## Task to carry out
Return each line containing the string "this".

** start of Information given **

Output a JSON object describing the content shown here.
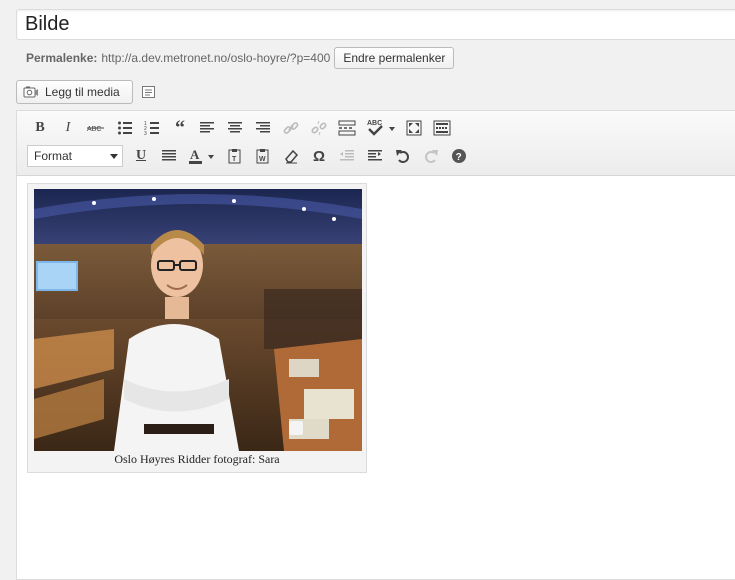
{
  "post": {
    "title": "Bilde"
  },
  "permalink": {
    "label": "Permalenke:",
    "url": "http://a.dev.metronet.no/oslo-hoyre/?p=400",
    "edit_button": "Endre permalenker"
  },
  "media": {
    "add_button": "Legg til media"
  },
  "toolbar": {
    "format_select": "Format"
  },
  "content": {
    "image_caption": "Oslo Høyres Ridder fotograf: Sara"
  }
}
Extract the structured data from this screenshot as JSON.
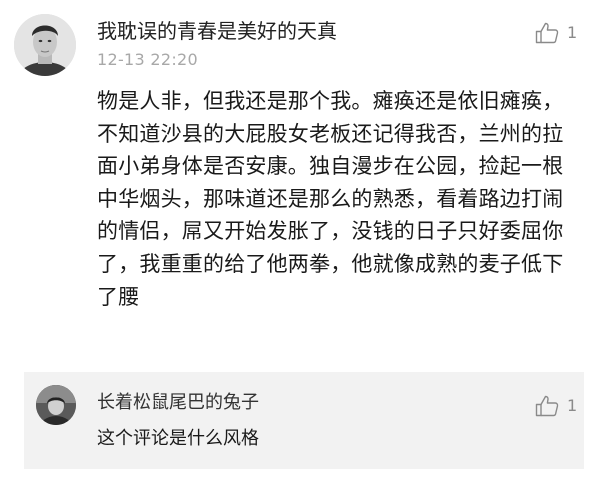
{
  "comment": {
    "avatar_icon": "user-portrait-icon",
    "username": "我耽误的青春是美好的天真",
    "timestamp": "12-13 22:20",
    "like_icon": "thumbs-up-icon",
    "like_count": "1",
    "body": "物是人非，但我还是那个我。瘫痪还是依旧瘫痪，不知道沙县的大屁股女老板还记得我否，兰州的拉面小弟身体是否安康。独自漫步在公园，捡起一根中华烟头，那味道还是那么的熟悉，看着路边打闹的情侣，屌又开始发胀了，没钱的日子只好委屈你了，我重重的给了他两拳，他就像成熟的麦子低下了腰"
  },
  "reply": {
    "avatar_icon": "user-portrait-icon",
    "username": "长着松鼠尾巴的兔子",
    "like_icon": "thumbs-up-icon",
    "like_count": "1",
    "text": "这个评论是什么风格"
  },
  "colors": {
    "username": "#222222",
    "timestamp": "#a8a8a8",
    "reply_background": "#f2f2f2",
    "icon_gray": "#8a8a8a"
  }
}
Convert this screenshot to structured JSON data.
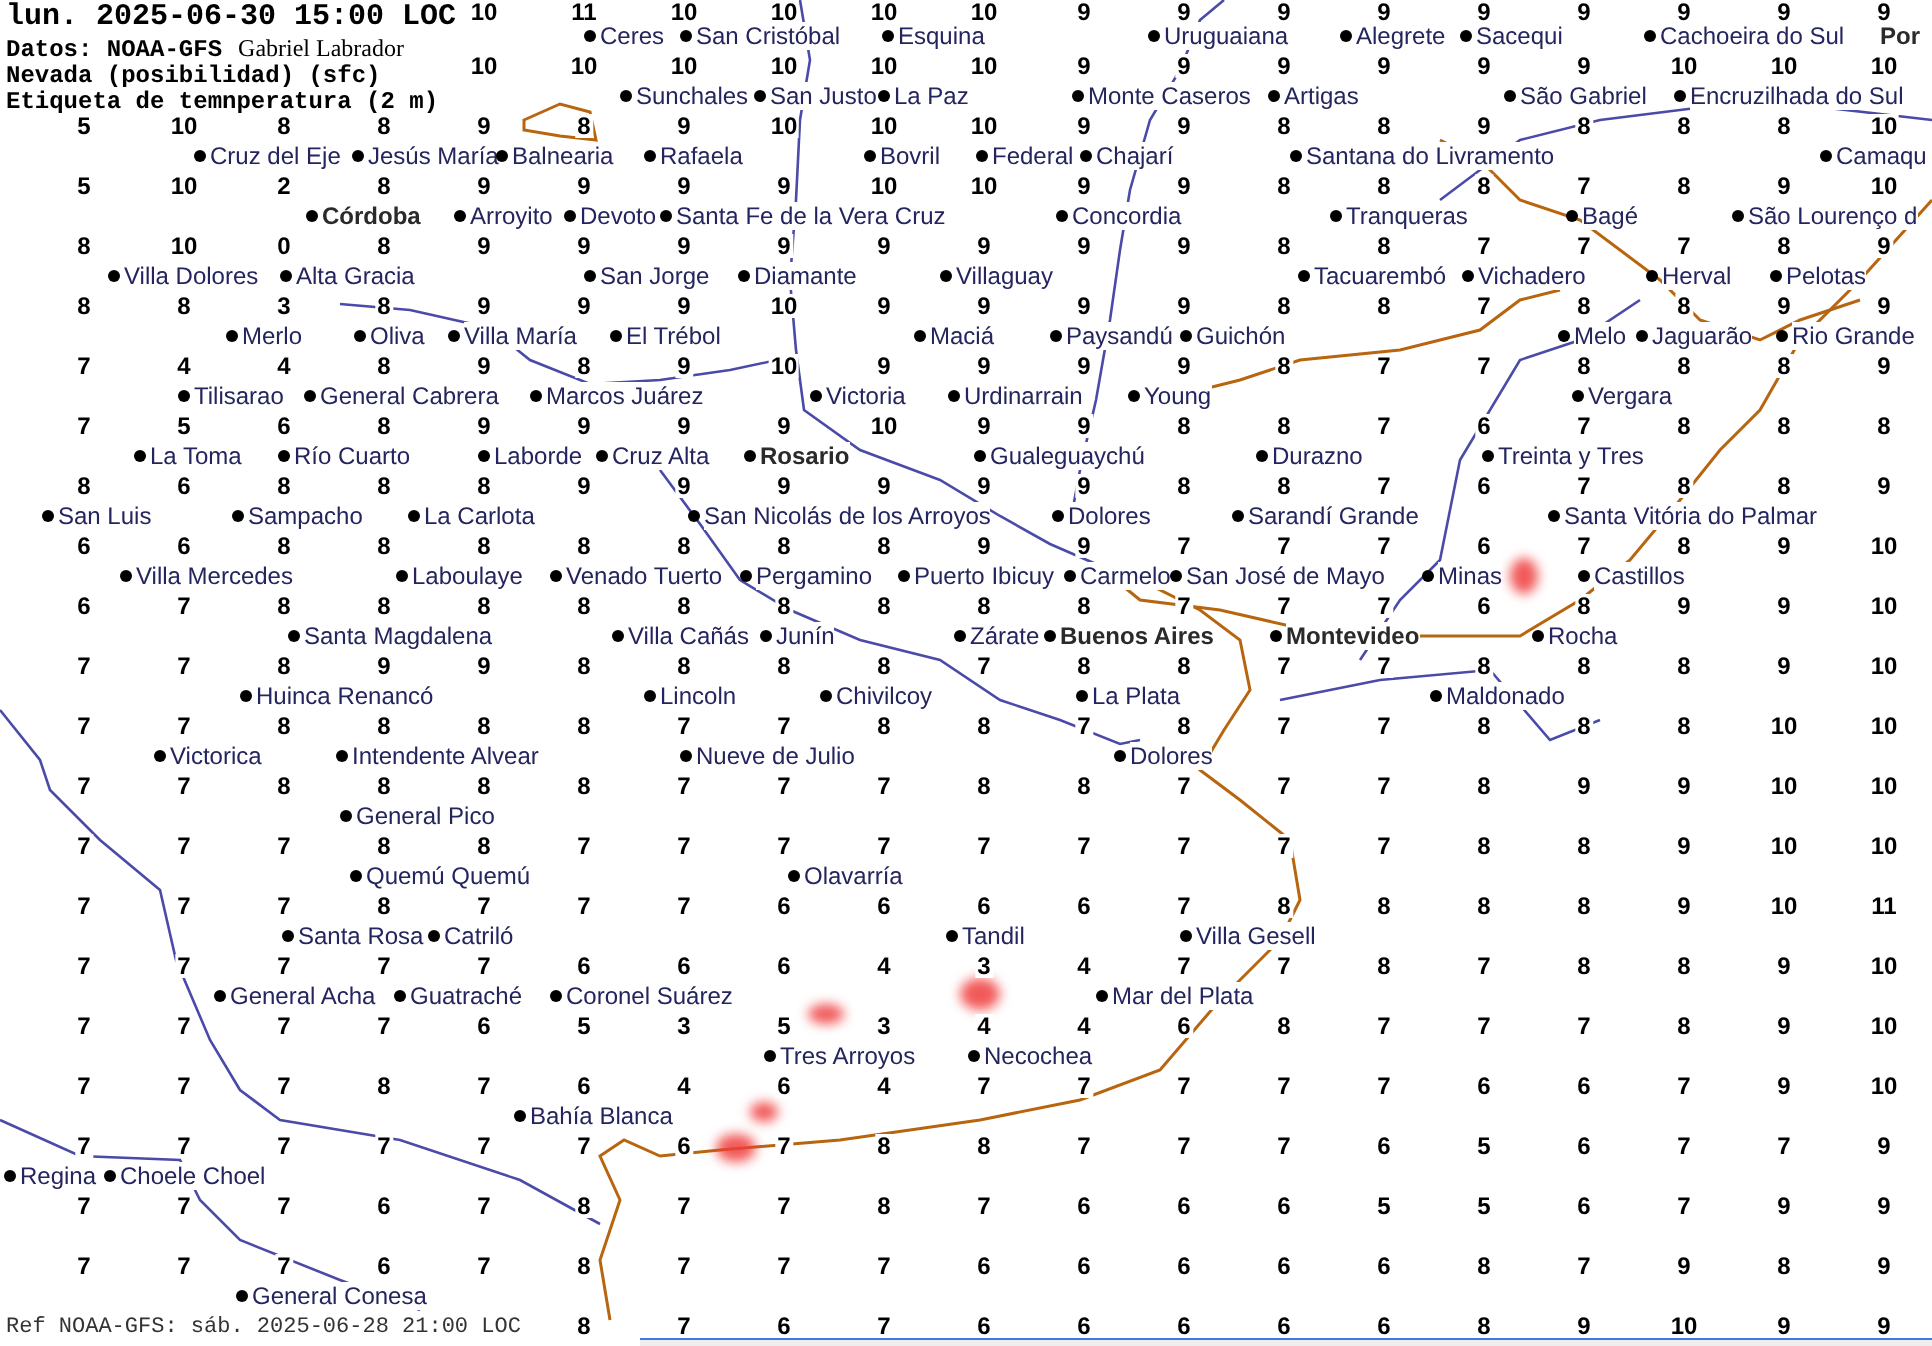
{
  "header": {
    "title": "lun. 2025-06-30 15:00 LOC",
    "source": "Datos: NOAA-GFS",
    "author": "Gabriel Labrador",
    "layer": "Nevada (posibilidad) (sfc)",
    "label_type": "Etiqueta de temnperatura (2 m)"
  },
  "map": {
    "temperature_grid": [
      [
        "10",
        "11",
        "10",
        "10",
        "10",
        "10",
        "9",
        "9",
        "9",
        "9",
        "9",
        "9",
        "9",
        "9",
        "9"
      ],
      [
        "10",
        "10",
        "10",
        "10",
        "10",
        "10",
        "9",
        "9",
        "9",
        "9",
        "9",
        "9",
        "10",
        "10",
        "10"
      ],
      [
        "5",
        "10",
        "8",
        "8",
        "9",
        "8",
        "9",
        "10",
        "10",
        "10",
        "9",
        "9",
        "8",
        "8",
        "9",
        "8",
        "8",
        "8",
        "10"
      ],
      [
        "5",
        "10",
        "2",
        "8",
        "9",
        "9",
        "9",
        "9",
        "10",
        "10",
        "9",
        "9",
        "8",
        "8",
        "8",
        "7",
        "8",
        "9",
        "10"
      ],
      [
        "8",
        "10",
        "0",
        "8",
        "9",
        "9",
        "9",
        "9",
        "9",
        "9",
        "9",
        "9",
        "8",
        "8",
        "7",
        "7",
        "7",
        "8",
        "9"
      ],
      [
        "8",
        "8",
        "3",
        "8",
        "9",
        "9",
        "9",
        "10",
        "9",
        "9",
        "9",
        "9",
        "8",
        "8",
        "7",
        "8",
        "8",
        "9",
        "9"
      ],
      [
        "7",
        "4",
        "4",
        "8",
        "9",
        "8",
        "9",
        "10",
        "9",
        "9",
        "9",
        "9",
        "8",
        "7",
        "7",
        "8",
        "8",
        "8",
        "9"
      ],
      [
        "7",
        "5",
        "6",
        "8",
        "9",
        "9",
        "9",
        "9",
        "10",
        "9",
        "9",
        "8",
        "8",
        "7",
        "6",
        "7",
        "8",
        "8",
        "8"
      ],
      [
        "8",
        "6",
        "8",
        "8",
        "8",
        "9",
        "9",
        "9",
        "9",
        "9",
        "9",
        "8",
        "8",
        "7",
        "6",
        "7",
        "8",
        "8",
        "9"
      ],
      [
        "6",
        "6",
        "8",
        "8",
        "8",
        "8",
        "8",
        "8",
        "8",
        "9",
        "9",
        "7",
        "7",
        "7",
        "6",
        "7",
        "8",
        "9",
        "10"
      ],
      [
        "6",
        "7",
        "8",
        "8",
        "8",
        "8",
        "8",
        "8",
        "8",
        "8",
        "8",
        "7",
        "7",
        "7",
        "6",
        "8",
        "9",
        "9",
        "10"
      ],
      [
        "7",
        "7",
        "8",
        "9",
        "9",
        "8",
        "8",
        "8",
        "8",
        "7",
        "8",
        "8",
        "7",
        "7",
        "8",
        "8",
        "8",
        "9",
        "10"
      ],
      [
        "7",
        "7",
        "8",
        "8",
        "8",
        "8",
        "7",
        "7",
        "8",
        "8",
        "7",
        "8",
        "7",
        "7",
        "8",
        "8",
        "8",
        "10",
        "10"
      ],
      [
        "7",
        "7",
        "8",
        "8",
        "8",
        "8",
        "7",
        "7",
        "7",
        "8",
        "8",
        "7",
        "7",
        "7",
        "8",
        "9",
        "9",
        "10",
        "10"
      ],
      [
        "7",
        "7",
        "7",
        "8",
        "8",
        "7",
        "7",
        "7",
        "7",
        "7",
        "7",
        "7",
        "7",
        "7",
        "8",
        "8",
        "9",
        "10",
        "10"
      ],
      [
        "7",
        "7",
        "7",
        "8",
        "7",
        "7",
        "7",
        "6",
        "6",
        "6",
        "6",
        "7",
        "8",
        "8",
        "8",
        "8",
        "9",
        "10",
        "11"
      ],
      [
        "7",
        "7",
        "7",
        "7",
        "7",
        "6",
        "6",
        "6",
        "4",
        "3",
        "4",
        "7",
        "7",
        "8",
        "7",
        "8",
        "8",
        "9",
        "10"
      ],
      [
        "7",
        "7",
        "7",
        "7",
        "6",
        "5",
        "3",
        "5",
        "3",
        "4",
        "4",
        "6",
        "8",
        "7",
        "7",
        "7",
        "8",
        "9",
        "10"
      ],
      [
        "7",
        "7",
        "7",
        "8",
        "7",
        "6",
        "4",
        "6",
        "4",
        "7",
        "7",
        "7",
        "7",
        "7",
        "6",
        "6",
        "7",
        "9",
        "10"
      ],
      [
        "7",
        "7",
        "7",
        "7",
        "7",
        "7",
        "6",
        "7",
        "8",
        "8",
        "7",
        "7",
        "7",
        "6",
        "5",
        "6",
        "7",
        "7",
        "9"
      ],
      [
        "7",
        "7",
        "7",
        "6",
        "7",
        "8",
        "7",
        "7",
        "8",
        "7",
        "6",
        "6",
        "6",
        "5",
        "5",
        "6",
        "7",
        "9",
        "9"
      ],
      [
        "7",
        "7",
        "7",
        "6",
        "7",
        "8",
        "7",
        "7",
        "7",
        "6",
        "6",
        "6",
        "6",
        "6",
        "8",
        "7",
        "9",
        "8",
        "9"
      ],
      [
        "8",
        "7",
        "6",
        "7",
        "6",
        "6",
        "6",
        "6",
        "6",
        "8",
        "9",
        "10",
        "9",
        "9"
      ]
    ],
    "cities": [
      {
        "name": "Ceres",
        "kind": "city"
      },
      {
        "name": "San Cristóbal",
        "kind": "city"
      },
      {
        "name": "Esquina",
        "kind": "city"
      },
      {
        "name": "Uruguaiana",
        "kind": "city"
      },
      {
        "name": "Alegrete",
        "kind": "city"
      },
      {
        "name": "Sacequi",
        "kind": "city"
      },
      {
        "name": "Cachoeira do Sul",
        "kind": "city"
      },
      {
        "name": "Por",
        "kind": "major_cut"
      },
      {
        "name": "Sunchales",
        "kind": "city"
      },
      {
        "name": "San Justo",
        "kind": "city"
      },
      {
        "name": "La Paz",
        "kind": "city"
      },
      {
        "name": "Monte Caseros",
        "kind": "city"
      },
      {
        "name": "Artigas",
        "kind": "city"
      },
      {
        "name": "São Gabriel",
        "kind": "city"
      },
      {
        "name": "Encruzilhada do Sul",
        "kind": "city"
      },
      {
        "name": "Cruz del Eje",
        "kind": "city"
      },
      {
        "name": "Jesús María",
        "kind": "city"
      },
      {
        "name": "Balnearia",
        "kind": "city"
      },
      {
        "name": "Rafaela",
        "kind": "city"
      },
      {
        "name": "Bovril",
        "kind": "city"
      },
      {
        "name": "Federal",
        "kind": "city"
      },
      {
        "name": "Chajarí",
        "kind": "city"
      },
      {
        "name": "Santana do Livramento",
        "kind": "city"
      },
      {
        "name": "Camaqu",
        "kind": "city"
      },
      {
        "name": "Córdoba",
        "kind": "major"
      },
      {
        "name": "Arroyito",
        "kind": "city"
      },
      {
        "name": "Devoto",
        "kind": "city"
      },
      {
        "name": "Santa Fe de la Vera Cruz",
        "kind": "city"
      },
      {
        "name": "Concordia",
        "kind": "city"
      },
      {
        "name": "Tranqueras",
        "kind": "city"
      },
      {
        "name": "Bagé",
        "kind": "city"
      },
      {
        "name": "São Lourenço d",
        "kind": "city"
      },
      {
        "name": "Villa Dolores",
        "kind": "city"
      },
      {
        "name": "Alta Gracia",
        "kind": "city"
      },
      {
        "name": "San Jorge",
        "kind": "city"
      },
      {
        "name": "Diamante",
        "kind": "city"
      },
      {
        "name": "Villaguay",
        "kind": "city"
      },
      {
        "name": "Tacuarembó",
        "kind": "city"
      },
      {
        "name": "Vichadero",
        "kind": "city"
      },
      {
        "name": "Herval",
        "kind": "city"
      },
      {
        "name": "Pelotas",
        "kind": "city"
      },
      {
        "name": "Merlo",
        "kind": "city"
      },
      {
        "name": "Oliva",
        "kind": "city"
      },
      {
        "name": "Villa María",
        "kind": "city"
      },
      {
        "name": "El Trébol",
        "kind": "city"
      },
      {
        "name": "Maciá",
        "kind": "city"
      },
      {
        "name": "Paysandú",
        "kind": "city"
      },
      {
        "name": "Guichón",
        "kind": "city"
      },
      {
        "name": "Melo",
        "kind": "city"
      },
      {
        "name": "Jaguarão",
        "kind": "city"
      },
      {
        "name": "Rio Grande",
        "kind": "city"
      },
      {
        "name": "Tilisarao",
        "kind": "city"
      },
      {
        "name": "General Cabrera",
        "kind": "city"
      },
      {
        "name": "Marcos Juárez",
        "kind": "city"
      },
      {
        "name": "Victoria",
        "kind": "city"
      },
      {
        "name": "Urdinarrain",
        "kind": "city"
      },
      {
        "name": "Young",
        "kind": "city"
      },
      {
        "name": "Vergara",
        "kind": "city"
      },
      {
        "name": "La Toma",
        "kind": "city"
      },
      {
        "name": "Río Cuarto",
        "kind": "city"
      },
      {
        "name": "Laborde",
        "kind": "city"
      },
      {
        "name": "Cruz Alta",
        "kind": "city"
      },
      {
        "name": "Rosario",
        "kind": "major"
      },
      {
        "name": "Gualeguaychú",
        "kind": "city"
      },
      {
        "name": "Durazno",
        "kind": "city"
      },
      {
        "name": "Treinta y Tres",
        "kind": "city"
      },
      {
        "name": "San Luis",
        "kind": "city"
      },
      {
        "name": "Sampacho",
        "kind": "city"
      },
      {
        "name": "La Carlota",
        "kind": "city"
      },
      {
        "name": "San Nicolás de los Arroyos",
        "kind": "city"
      },
      {
        "name": "Dolores",
        "kind": "city"
      },
      {
        "name": "Sarandí Grande",
        "kind": "city"
      },
      {
        "name": "Santa Vitória do Palmar",
        "kind": "city"
      },
      {
        "name": "Villa Mercedes",
        "kind": "city"
      },
      {
        "name": "Laboulaye",
        "kind": "city"
      },
      {
        "name": "Venado Tuerto",
        "kind": "city"
      },
      {
        "name": "Pergamino",
        "kind": "city"
      },
      {
        "name": "Puerto Ibicuy",
        "kind": "city"
      },
      {
        "name": "Carmelo",
        "kind": "city"
      },
      {
        "name": "San José de Mayo",
        "kind": "city"
      },
      {
        "name": "Minas",
        "kind": "city"
      },
      {
        "name": "Castillos",
        "kind": "city"
      },
      {
        "name": "Santa Magdalena",
        "kind": "city"
      },
      {
        "name": "Villa Cañás",
        "kind": "city"
      },
      {
        "name": "Junín",
        "kind": "city"
      },
      {
        "name": "Zárate",
        "kind": "city"
      },
      {
        "name": "Buenos Aires",
        "kind": "major"
      },
      {
        "name": "Montevideo",
        "kind": "major"
      },
      {
        "name": "Rocha",
        "kind": "city"
      },
      {
        "name": "Huinca Renancó",
        "kind": "city"
      },
      {
        "name": "Lincoln",
        "kind": "city"
      },
      {
        "name": "Chivilcoy",
        "kind": "city"
      },
      {
        "name": "La Plata",
        "kind": "city"
      },
      {
        "name": "Maldonado",
        "kind": "city"
      },
      {
        "name": "Victorica",
        "kind": "city"
      },
      {
        "name": "Intendente Alvear",
        "kind": "city"
      },
      {
        "name": "Nueve de Julio",
        "kind": "city"
      },
      {
        "name": "Dolores",
        "kind": "city"
      },
      {
        "name": "General Pico",
        "kind": "city"
      },
      {
        "name": "Quemú Quemú",
        "kind": "city"
      },
      {
        "name": "Olavarría",
        "kind": "city"
      },
      {
        "name": "Santa Rosa",
        "kind": "city"
      },
      {
        "name": "Catriló",
        "kind": "city"
      },
      {
        "name": "Tandil",
        "kind": "city"
      },
      {
        "name": "Villa Gesell",
        "kind": "city"
      },
      {
        "name": "General Acha",
        "kind": "city"
      },
      {
        "name": "Guatraché",
        "kind": "city"
      },
      {
        "name": "Coronel Suárez",
        "kind": "city"
      },
      {
        "name": "Mar del Plata",
        "kind": "city"
      },
      {
        "name": "Tres Arroyos",
        "kind": "city"
      },
      {
        "name": "Necochea",
        "kind": "city"
      },
      {
        "name": "Bahía Blanca",
        "kind": "city"
      },
      {
        "name": "Regina",
        "kind": "city"
      },
      {
        "name": "Choele Choel",
        "kind": "city"
      },
      {
        "name": "General Conesa",
        "kind": "city"
      }
    ]
  },
  "footer": "Ref NOAA-GFS: sáb. 2025-06-28 21:00 LOC"
}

** end of Information given **

## Completed task
Extract the structured data from this screenshot as JSON.
Convert this screenshot to structured JSON data.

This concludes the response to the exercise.